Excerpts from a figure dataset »
* Start *

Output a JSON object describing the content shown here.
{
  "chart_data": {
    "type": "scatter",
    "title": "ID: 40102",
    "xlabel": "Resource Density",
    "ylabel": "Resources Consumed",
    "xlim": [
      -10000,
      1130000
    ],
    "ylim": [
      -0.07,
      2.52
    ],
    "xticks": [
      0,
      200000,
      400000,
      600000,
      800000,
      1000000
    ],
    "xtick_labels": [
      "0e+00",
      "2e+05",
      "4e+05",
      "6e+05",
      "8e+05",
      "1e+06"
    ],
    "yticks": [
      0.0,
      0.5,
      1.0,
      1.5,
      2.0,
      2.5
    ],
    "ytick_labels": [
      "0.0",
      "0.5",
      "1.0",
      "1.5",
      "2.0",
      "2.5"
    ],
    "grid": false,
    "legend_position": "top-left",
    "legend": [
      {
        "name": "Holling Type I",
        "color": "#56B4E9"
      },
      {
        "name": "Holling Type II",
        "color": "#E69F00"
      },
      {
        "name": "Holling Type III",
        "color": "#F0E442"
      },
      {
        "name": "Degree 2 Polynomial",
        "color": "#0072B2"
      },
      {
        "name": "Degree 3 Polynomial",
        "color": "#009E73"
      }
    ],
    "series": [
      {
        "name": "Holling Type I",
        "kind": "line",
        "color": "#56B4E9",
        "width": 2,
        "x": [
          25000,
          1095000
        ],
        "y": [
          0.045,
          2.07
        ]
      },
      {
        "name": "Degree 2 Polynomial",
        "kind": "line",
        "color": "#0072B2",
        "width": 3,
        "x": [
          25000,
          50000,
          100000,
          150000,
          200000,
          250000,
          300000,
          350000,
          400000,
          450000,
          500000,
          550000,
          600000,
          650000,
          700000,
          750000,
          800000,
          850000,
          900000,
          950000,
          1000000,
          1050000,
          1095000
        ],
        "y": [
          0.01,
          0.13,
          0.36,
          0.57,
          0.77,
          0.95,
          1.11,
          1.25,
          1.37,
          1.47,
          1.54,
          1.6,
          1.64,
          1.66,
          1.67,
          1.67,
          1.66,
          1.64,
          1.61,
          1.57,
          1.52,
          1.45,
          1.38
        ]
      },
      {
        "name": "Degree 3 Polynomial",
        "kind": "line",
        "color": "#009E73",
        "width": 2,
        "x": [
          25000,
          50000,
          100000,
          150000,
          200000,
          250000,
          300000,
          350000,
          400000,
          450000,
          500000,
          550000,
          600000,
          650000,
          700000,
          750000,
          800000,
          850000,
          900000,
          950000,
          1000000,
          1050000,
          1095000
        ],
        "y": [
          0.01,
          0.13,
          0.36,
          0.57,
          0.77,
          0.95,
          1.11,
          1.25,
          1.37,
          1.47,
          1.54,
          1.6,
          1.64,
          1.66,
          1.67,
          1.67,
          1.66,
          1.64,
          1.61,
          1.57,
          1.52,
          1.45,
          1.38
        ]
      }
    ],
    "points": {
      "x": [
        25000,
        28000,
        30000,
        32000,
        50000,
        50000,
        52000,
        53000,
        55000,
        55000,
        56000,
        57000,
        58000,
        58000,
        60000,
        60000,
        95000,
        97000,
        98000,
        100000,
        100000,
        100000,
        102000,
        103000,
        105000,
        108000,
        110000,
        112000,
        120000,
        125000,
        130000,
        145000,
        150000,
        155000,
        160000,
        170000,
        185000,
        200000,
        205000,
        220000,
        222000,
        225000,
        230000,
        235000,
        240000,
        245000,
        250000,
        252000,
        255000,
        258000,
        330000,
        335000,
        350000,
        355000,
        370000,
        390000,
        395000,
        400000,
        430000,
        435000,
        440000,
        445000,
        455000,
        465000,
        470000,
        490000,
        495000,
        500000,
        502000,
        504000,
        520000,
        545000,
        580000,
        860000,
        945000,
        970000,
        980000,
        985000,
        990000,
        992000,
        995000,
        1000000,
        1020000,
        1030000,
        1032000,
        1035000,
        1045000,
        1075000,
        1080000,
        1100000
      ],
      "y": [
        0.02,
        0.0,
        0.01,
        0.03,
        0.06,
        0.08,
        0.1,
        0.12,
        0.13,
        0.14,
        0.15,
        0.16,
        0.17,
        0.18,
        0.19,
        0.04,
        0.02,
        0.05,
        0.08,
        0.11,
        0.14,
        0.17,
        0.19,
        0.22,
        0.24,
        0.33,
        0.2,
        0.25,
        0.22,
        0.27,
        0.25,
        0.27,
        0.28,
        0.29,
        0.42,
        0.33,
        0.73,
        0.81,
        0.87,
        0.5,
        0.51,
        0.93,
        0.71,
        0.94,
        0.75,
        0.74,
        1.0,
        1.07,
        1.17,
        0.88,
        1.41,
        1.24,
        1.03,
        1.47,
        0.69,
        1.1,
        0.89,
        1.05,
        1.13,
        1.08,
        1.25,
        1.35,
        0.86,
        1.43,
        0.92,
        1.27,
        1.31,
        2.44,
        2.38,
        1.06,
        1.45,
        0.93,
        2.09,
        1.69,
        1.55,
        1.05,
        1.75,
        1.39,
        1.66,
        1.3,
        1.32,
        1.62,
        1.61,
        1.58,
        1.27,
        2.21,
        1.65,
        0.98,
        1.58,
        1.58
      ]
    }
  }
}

* End *

Every entry in the listing must be retyped exactly.

Full solution »
Output a JSON object describing the content shown here.
{
  "chart_data": {
    "type": "scatter",
    "title": "ID: 40102",
    "xlabel": "Resource Density",
    "ylabel": "Resources Consumed",
    "xlim": [
      -10000,
      1130000
    ],
    "ylim": [
      -0.07,
      2.52
    ],
    "xticks": [
      0,
      200000,
      400000,
      600000,
      800000,
      1000000
    ],
    "xtick_labels": [
      "0e+00",
      "2e+05",
      "4e+05",
      "6e+05",
      "8e+05",
      "1e+06"
    ],
    "yticks": [
      0.0,
      0.5,
      1.0,
      1.5,
      2.0,
      2.5
    ],
    "ytick_labels": [
      "0.0",
      "0.5",
      "1.0",
      "1.5",
      "2.0",
      "2.5"
    ],
    "grid": false,
    "legend_position": "top-left",
    "legend": [
      {
        "name": "Holling Type I",
        "color": "#56B4E9"
      },
      {
        "name": "Holling Type II",
        "color": "#E69F00"
      },
      {
        "name": "Holling Type III",
        "color": "#F0E442"
      },
      {
        "name": "Degree 2 Polynomial",
        "color": "#0072B2"
      },
      {
        "name": "Degree 3 Polynomial",
        "color": "#009E73"
      }
    ],
    "series": [
      {
        "name": "Holling Type I",
        "kind": "line",
        "color": "#56B4E9",
        "width": 2,
        "x": [
          25000,
          1095000
        ],
        "y": [
          0.045,
          2.07
        ]
      },
      {
        "name": "Degree 2 Polynomial",
        "kind": "line",
        "color": "#0072B2",
        "width": 3,
        "x": [
          25000,
          50000,
          100000,
          150000,
          200000,
          250000,
          300000,
          350000,
          400000,
          450000,
          500000,
          550000,
          600000,
          650000,
          700000,
          750000,
          800000,
          850000,
          900000,
          950000,
          1000000,
          1050000,
          1095000
        ],
        "y": [
          0.01,
          0.13,
          0.36,
          0.57,
          0.77,
          0.95,
          1.11,
          1.25,
          1.37,
          1.47,
          1.54,
          1.6,
          1.64,
          1.66,
          1.67,
          1.67,
          1.66,
          1.64,
          1.61,
          1.57,
          1.52,
          1.45,
          1.38
        ]
      },
      {
        "name": "Degree 3 Polynomial",
        "kind": "line",
        "color": "#009E73",
        "width": 2,
        "x": [
          25000,
          50000,
          100000,
          150000,
          200000,
          250000,
          300000,
          350000,
          400000,
          450000,
          500000,
          550000,
          600000,
          650000,
          700000,
          750000,
          800000,
          850000,
          900000,
          950000,
          1000000,
          1050000,
          1095000
        ],
        "y": [
          0.01,
          0.13,
          0.36,
          0.57,
          0.77,
          0.95,
          1.11,
          1.25,
          1.37,
          1.47,
          1.54,
          1.6,
          1.64,
          1.66,
          1.67,
          1.67,
          1.66,
          1.64,
          1.61,
          1.57,
          1.52,
          1.45,
          1.38
        ]
      }
    ],
    "points": {
      "x": [
        25000,
        28000,
        30000,
        32000,
        50000,
        50000,
        52000,
        53000,
        55000,
        55000,
        56000,
        57000,
        58000,
        58000,
        60000,
        60000,
        95000,
        97000,
        98000,
        100000,
        100000,
        100000,
        102000,
        103000,
        105000,
        108000,
        110000,
        112000,
        120000,
        125000,
        130000,
        145000,
        150000,
        155000,
        160000,
        170000,
        185000,
        200000,
        205000,
        220000,
        222000,
        225000,
        230000,
        235000,
        240000,
        245000,
        250000,
        252000,
        255000,
        258000,
        330000,
        335000,
        350000,
        355000,
        370000,
        390000,
        395000,
        400000,
        430000,
        435000,
        440000,
        445000,
        455000,
        465000,
        470000,
        490000,
        495000,
        500000,
        502000,
        504000,
        520000,
        545000,
        580000,
        860000,
        945000,
        970000,
        980000,
        985000,
        990000,
        992000,
        995000,
        1000000,
        1020000,
        1030000,
        1032000,
        1035000,
        1045000,
        1075000,
        1080000,
        1100000
      ],
      "y": [
        0.02,
        0.0,
        0.01,
        0.03,
        0.06,
        0.08,
        0.1,
        0.12,
        0.13,
        0.14,
        0.15,
        0.16,
        0.17,
        0.18,
        0.19,
        0.04,
        0.02,
        0.05,
        0.08,
        0.11,
        0.14,
        0.17,
        0.19,
        0.22,
        0.24,
        0.33,
        0.2,
        0.25,
        0.22,
        0.27,
        0.25,
        0.27,
        0.28,
        0.29,
        0.42,
        0.33,
        0.73,
        0.81,
        0.87,
        0.5,
        0.51,
        0.93,
        0.71,
        0.94,
        0.75,
        0.74,
        1.0,
        1.07,
        1.17,
        0.88,
        1.41,
        1.24,
        1.03,
        1.47,
        0.69,
        1.1,
        0.89,
        1.05,
        1.13,
        1.08,
        1.25,
        1.35,
        0.86,
        1.43,
        0.92,
        1.27,
        1.31,
        2.44,
        2.38,
        1.06,
        1.45,
        0.93,
        2.09,
        1.69,
        1.55,
        1.05,
        1.75,
        1.39,
        1.66,
        1.3,
        1.32,
        1.62,
        1.61,
        1.58,
        1.27,
        2.21,
        1.65,
        0.98,
        1.58,
        1.58
      ]
    }
  }
}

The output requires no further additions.